### Task input
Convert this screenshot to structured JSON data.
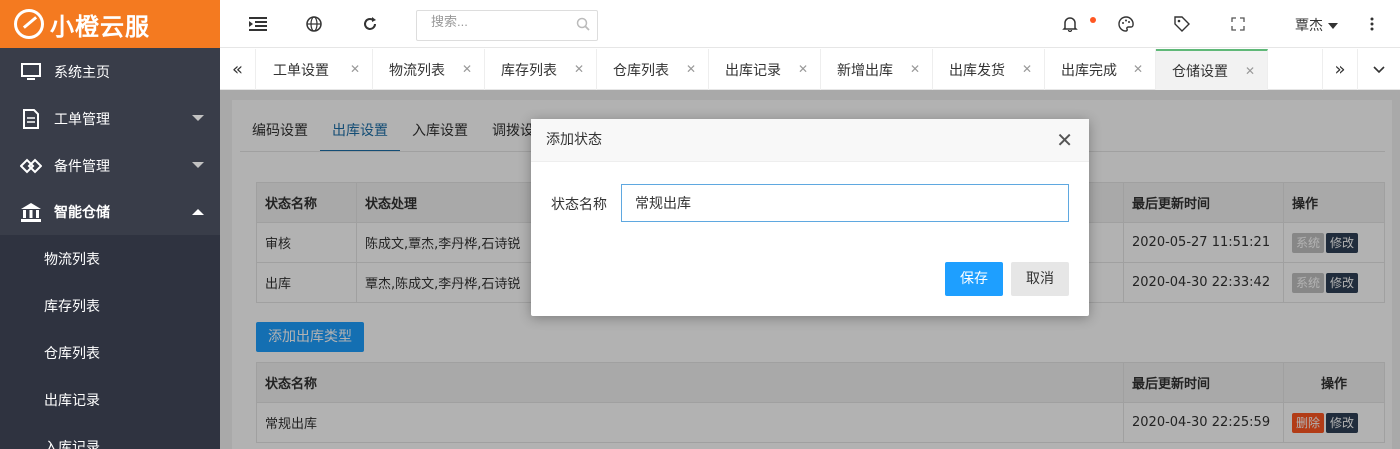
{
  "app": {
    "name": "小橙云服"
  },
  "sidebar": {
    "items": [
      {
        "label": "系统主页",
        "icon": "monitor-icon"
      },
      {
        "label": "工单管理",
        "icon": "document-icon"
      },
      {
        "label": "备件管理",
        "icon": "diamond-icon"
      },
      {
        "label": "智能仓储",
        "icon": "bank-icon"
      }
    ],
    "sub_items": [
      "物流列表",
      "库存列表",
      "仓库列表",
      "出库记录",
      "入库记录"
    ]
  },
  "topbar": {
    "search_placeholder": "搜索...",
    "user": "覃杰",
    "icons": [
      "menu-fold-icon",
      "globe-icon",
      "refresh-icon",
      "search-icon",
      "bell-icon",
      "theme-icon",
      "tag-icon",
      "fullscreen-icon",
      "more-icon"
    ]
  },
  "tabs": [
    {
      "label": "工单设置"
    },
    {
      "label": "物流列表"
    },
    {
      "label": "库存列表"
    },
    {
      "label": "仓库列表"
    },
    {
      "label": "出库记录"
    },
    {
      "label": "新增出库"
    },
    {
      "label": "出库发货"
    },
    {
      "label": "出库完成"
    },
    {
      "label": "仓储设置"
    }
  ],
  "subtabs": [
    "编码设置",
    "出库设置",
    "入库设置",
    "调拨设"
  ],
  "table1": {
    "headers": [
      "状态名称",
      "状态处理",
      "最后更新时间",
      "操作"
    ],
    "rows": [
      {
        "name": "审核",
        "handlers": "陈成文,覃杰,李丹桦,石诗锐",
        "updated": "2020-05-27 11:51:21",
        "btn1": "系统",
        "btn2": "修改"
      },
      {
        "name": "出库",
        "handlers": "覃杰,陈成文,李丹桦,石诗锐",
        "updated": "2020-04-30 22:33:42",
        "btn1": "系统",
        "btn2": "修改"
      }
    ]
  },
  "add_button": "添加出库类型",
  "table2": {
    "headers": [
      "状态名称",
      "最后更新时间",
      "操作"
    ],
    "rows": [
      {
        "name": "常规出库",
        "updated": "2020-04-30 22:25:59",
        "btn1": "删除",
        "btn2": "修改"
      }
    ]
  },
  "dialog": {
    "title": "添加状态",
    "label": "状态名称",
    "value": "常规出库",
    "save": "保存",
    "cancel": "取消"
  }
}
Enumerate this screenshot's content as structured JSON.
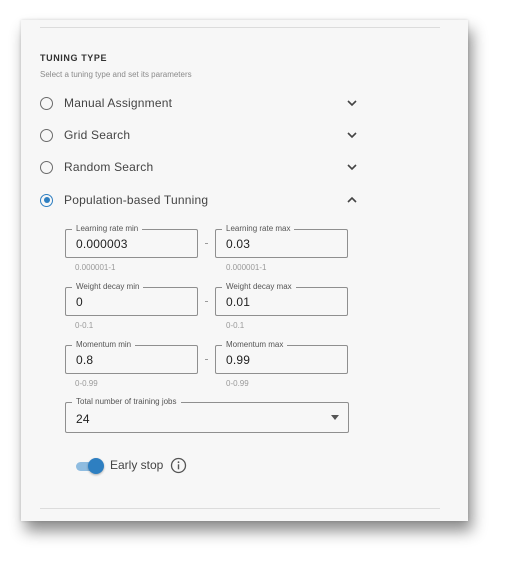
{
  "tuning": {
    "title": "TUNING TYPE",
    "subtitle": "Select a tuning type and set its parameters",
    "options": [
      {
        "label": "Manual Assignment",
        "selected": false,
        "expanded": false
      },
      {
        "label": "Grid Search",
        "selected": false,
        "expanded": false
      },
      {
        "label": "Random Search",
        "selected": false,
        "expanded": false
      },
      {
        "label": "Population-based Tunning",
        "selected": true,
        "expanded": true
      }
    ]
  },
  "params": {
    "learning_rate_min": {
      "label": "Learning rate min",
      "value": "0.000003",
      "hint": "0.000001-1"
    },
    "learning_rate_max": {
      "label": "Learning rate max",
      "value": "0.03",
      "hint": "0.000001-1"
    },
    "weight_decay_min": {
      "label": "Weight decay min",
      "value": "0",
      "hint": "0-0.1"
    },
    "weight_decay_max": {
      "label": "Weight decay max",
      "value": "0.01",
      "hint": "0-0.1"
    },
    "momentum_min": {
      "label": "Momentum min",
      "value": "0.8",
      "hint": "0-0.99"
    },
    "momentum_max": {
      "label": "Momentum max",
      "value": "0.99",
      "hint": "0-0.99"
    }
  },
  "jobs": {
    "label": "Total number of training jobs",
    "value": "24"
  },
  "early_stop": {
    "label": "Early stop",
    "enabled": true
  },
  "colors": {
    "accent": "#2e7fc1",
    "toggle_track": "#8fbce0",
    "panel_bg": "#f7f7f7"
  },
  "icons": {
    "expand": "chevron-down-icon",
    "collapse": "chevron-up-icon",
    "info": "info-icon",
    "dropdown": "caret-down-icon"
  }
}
---
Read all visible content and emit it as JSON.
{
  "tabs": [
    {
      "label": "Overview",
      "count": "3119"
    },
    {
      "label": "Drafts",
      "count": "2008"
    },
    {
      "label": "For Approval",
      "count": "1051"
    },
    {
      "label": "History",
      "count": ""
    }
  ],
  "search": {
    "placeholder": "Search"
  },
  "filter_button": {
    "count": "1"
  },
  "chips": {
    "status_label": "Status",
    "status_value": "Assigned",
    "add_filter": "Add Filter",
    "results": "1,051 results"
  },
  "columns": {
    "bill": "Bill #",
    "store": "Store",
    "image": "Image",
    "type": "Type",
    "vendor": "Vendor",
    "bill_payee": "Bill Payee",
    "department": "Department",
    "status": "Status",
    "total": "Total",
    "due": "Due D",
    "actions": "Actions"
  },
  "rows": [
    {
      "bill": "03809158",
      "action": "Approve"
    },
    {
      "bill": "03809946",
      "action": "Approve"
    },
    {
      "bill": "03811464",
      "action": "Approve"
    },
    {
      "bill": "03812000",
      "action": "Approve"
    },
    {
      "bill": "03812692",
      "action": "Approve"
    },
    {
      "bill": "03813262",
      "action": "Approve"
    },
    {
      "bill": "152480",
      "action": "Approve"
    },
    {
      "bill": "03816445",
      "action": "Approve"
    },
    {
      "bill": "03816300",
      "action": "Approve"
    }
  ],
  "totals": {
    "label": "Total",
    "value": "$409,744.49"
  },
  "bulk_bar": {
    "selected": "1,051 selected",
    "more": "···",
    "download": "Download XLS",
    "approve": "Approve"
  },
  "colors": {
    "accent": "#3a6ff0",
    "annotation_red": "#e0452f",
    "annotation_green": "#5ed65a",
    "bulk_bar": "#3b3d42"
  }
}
...
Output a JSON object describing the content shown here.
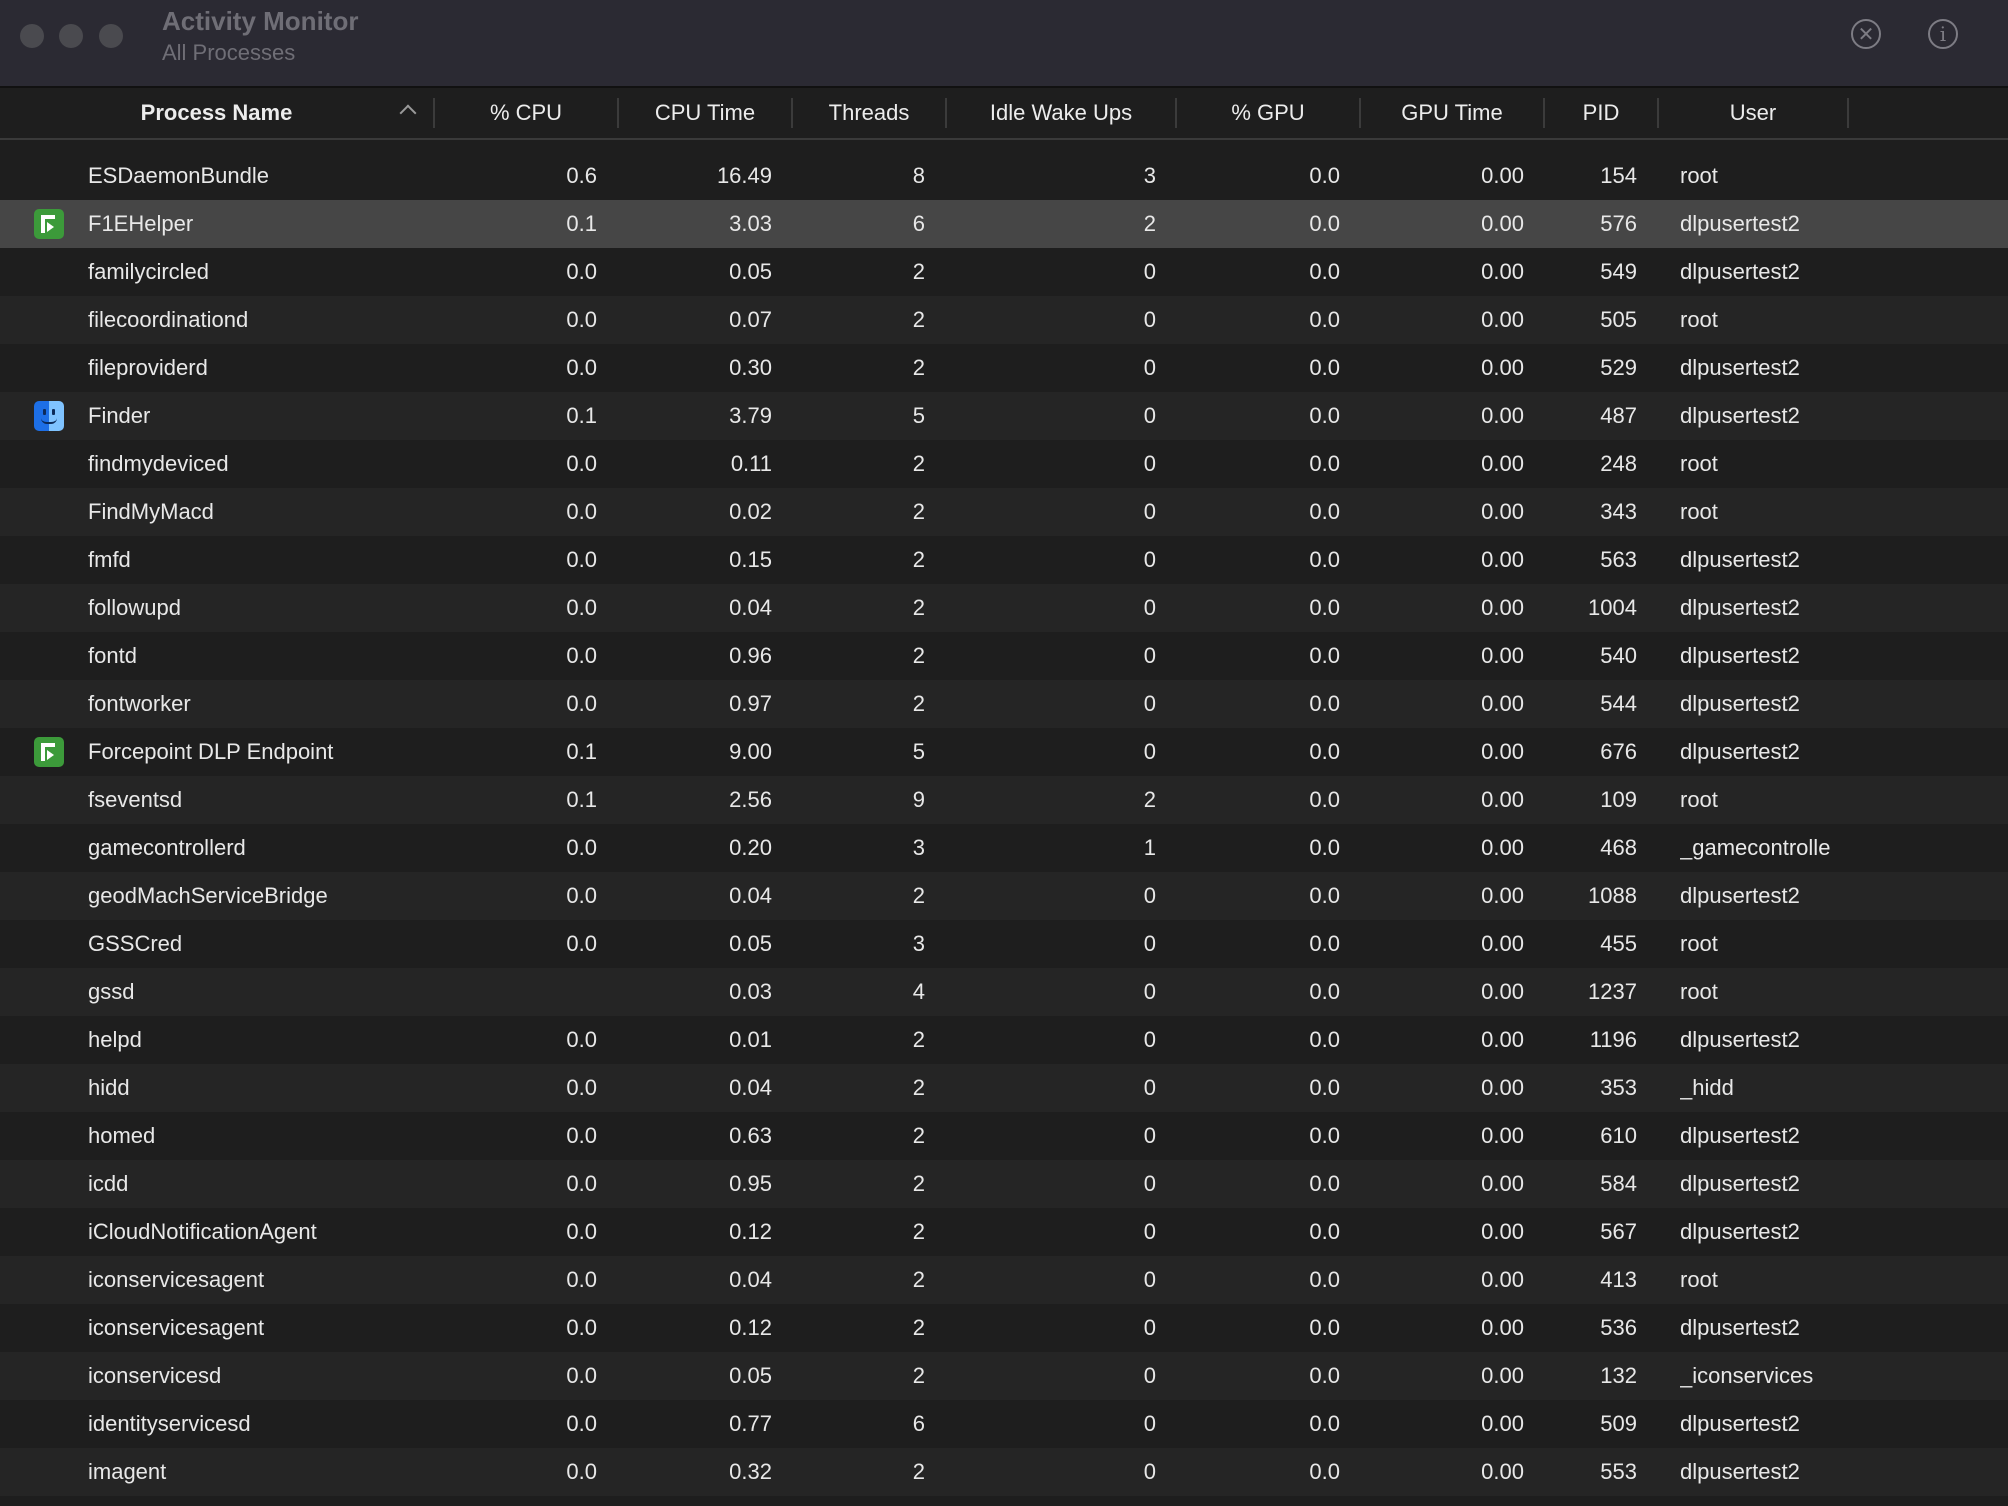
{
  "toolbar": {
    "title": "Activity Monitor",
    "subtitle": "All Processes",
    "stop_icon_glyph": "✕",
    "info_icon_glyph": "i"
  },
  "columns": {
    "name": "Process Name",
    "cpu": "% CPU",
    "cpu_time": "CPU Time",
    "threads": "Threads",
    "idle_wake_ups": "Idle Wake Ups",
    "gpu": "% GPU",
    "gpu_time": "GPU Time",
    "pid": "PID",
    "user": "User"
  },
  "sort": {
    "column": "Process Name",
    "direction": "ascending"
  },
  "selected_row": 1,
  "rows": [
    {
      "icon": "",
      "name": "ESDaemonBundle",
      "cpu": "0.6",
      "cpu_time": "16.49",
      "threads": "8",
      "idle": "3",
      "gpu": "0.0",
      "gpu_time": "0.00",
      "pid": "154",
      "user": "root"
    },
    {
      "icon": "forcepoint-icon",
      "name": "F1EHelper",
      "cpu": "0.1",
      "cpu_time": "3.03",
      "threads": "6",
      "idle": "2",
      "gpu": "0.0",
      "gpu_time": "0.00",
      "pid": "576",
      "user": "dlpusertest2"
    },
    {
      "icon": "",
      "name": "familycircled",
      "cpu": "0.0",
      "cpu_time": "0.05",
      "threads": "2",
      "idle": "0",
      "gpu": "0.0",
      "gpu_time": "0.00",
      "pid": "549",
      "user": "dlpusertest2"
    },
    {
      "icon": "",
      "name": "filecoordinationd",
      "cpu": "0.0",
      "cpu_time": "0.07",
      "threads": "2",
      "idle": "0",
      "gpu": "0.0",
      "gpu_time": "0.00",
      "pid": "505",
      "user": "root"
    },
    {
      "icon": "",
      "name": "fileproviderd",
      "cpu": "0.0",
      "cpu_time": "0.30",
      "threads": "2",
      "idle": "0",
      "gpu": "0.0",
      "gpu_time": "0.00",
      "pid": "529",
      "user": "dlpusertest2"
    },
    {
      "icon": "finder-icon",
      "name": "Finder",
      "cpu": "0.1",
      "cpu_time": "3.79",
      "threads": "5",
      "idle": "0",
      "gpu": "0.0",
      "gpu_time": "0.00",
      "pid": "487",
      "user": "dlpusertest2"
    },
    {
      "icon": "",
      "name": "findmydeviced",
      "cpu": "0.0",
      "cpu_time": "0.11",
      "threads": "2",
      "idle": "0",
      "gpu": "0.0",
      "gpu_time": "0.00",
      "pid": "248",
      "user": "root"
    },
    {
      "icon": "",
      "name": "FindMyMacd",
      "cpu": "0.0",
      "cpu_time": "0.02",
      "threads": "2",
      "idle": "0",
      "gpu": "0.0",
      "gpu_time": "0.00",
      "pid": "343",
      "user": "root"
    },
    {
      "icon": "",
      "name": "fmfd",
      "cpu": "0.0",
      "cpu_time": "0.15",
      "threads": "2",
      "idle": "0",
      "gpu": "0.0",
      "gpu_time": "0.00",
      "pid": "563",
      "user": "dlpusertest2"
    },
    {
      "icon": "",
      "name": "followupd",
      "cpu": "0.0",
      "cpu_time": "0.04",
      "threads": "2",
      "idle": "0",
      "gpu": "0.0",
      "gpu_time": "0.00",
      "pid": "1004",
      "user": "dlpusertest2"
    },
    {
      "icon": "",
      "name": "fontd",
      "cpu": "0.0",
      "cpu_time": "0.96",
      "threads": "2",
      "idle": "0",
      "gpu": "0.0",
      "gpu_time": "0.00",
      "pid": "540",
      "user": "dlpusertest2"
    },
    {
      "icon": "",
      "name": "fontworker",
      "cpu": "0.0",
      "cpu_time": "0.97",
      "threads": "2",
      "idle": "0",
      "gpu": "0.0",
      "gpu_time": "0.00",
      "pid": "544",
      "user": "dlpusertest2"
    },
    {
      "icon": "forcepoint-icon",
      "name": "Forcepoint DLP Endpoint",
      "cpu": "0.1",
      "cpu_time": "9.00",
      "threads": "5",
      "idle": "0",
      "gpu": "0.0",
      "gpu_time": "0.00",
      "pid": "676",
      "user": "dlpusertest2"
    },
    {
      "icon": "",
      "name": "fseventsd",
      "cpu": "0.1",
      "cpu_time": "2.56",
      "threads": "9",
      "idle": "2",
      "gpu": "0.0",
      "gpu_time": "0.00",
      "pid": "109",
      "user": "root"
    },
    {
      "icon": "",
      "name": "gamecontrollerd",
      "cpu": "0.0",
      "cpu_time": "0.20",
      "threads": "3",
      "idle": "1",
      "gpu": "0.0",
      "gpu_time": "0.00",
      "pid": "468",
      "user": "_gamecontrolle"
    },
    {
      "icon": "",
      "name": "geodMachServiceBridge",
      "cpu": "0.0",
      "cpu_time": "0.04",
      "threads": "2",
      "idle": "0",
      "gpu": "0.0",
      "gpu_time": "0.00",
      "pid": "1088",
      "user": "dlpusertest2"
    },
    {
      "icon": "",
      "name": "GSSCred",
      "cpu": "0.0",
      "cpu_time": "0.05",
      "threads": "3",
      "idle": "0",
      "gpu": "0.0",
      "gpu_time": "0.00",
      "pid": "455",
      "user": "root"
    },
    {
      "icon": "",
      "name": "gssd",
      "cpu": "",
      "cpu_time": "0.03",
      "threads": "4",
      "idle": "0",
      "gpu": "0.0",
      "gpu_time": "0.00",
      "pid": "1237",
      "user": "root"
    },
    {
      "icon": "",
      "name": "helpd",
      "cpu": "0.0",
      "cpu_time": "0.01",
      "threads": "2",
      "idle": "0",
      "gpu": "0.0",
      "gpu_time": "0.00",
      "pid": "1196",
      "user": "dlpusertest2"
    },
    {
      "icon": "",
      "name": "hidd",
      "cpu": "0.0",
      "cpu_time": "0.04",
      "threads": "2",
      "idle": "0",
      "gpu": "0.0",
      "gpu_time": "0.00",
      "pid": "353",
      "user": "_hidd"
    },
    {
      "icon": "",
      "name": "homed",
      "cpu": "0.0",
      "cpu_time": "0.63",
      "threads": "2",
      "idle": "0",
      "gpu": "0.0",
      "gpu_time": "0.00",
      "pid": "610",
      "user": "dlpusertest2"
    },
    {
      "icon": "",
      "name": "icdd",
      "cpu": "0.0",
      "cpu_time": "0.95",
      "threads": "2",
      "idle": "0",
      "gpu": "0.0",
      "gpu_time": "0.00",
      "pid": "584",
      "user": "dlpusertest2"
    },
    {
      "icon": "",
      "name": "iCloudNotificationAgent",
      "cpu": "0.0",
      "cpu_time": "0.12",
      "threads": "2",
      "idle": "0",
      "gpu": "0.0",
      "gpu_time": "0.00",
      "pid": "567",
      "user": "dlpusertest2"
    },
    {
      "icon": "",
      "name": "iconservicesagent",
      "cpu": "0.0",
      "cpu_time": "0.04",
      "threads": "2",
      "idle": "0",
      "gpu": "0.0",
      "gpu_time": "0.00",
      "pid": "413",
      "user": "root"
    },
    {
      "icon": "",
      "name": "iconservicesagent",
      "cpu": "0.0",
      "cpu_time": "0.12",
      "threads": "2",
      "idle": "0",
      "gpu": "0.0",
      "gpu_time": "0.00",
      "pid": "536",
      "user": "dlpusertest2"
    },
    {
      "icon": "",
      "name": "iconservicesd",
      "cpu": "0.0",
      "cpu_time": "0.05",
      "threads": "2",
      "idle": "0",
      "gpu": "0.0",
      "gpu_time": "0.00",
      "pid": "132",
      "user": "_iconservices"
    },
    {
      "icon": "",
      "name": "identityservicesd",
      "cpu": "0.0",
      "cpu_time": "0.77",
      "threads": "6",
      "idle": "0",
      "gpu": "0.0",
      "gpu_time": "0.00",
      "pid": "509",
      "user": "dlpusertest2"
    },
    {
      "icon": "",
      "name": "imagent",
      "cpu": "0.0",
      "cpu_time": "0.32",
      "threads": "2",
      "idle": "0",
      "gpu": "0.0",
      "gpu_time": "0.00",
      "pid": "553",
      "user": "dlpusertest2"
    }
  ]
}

### Task to complete
Copy out every line of the material above that mentions the word "count".

### Response
      "count": "3119"
      "count": "2008"
      "count": "1051"
      "count": ""
    "count": "1"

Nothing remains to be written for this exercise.